#### Request
Report every line in the listing below where the string "University" shows up.

#### Stored rows
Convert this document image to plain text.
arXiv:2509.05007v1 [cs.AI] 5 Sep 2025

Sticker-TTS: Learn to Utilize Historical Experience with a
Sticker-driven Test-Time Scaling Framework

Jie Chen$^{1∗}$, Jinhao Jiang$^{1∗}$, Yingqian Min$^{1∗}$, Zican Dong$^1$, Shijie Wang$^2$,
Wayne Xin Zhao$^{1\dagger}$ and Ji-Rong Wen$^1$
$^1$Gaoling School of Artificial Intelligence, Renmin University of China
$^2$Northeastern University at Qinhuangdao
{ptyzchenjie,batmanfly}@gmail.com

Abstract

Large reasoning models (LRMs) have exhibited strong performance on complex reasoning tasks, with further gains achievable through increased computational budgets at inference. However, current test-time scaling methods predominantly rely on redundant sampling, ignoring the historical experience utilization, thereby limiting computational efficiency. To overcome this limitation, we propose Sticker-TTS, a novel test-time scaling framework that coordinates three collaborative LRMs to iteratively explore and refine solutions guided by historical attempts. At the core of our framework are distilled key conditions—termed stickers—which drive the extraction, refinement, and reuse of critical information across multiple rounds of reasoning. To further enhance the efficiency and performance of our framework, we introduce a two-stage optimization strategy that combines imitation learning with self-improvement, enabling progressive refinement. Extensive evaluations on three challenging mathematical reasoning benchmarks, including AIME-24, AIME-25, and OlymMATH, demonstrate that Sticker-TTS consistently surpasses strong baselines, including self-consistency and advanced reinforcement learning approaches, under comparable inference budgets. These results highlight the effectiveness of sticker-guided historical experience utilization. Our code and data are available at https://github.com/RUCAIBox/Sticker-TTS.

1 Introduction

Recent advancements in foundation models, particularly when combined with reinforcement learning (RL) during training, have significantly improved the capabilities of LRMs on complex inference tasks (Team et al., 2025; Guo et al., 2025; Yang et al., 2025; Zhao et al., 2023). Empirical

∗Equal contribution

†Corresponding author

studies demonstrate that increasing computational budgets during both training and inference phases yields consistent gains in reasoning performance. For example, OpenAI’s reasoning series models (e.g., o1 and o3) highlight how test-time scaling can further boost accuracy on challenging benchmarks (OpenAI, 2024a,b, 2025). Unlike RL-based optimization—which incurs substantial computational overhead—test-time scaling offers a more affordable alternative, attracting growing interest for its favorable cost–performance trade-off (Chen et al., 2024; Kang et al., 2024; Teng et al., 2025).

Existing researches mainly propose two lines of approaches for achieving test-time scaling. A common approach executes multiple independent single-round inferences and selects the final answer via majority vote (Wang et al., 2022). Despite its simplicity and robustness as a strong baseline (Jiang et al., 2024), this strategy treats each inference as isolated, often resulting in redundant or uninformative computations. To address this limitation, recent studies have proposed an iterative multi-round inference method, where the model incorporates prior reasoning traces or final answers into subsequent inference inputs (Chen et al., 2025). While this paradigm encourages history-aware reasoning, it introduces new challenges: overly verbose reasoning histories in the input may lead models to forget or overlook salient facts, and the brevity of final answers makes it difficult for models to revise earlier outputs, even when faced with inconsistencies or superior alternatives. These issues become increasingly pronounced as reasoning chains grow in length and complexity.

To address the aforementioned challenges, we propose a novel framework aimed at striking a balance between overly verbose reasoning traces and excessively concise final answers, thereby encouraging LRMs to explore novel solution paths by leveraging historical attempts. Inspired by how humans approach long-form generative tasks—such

#### Task answer
$^1$Gaoling School of Artificial Intelligence, Renmin University of China
$^2$Northeastern University at Qinhuangdao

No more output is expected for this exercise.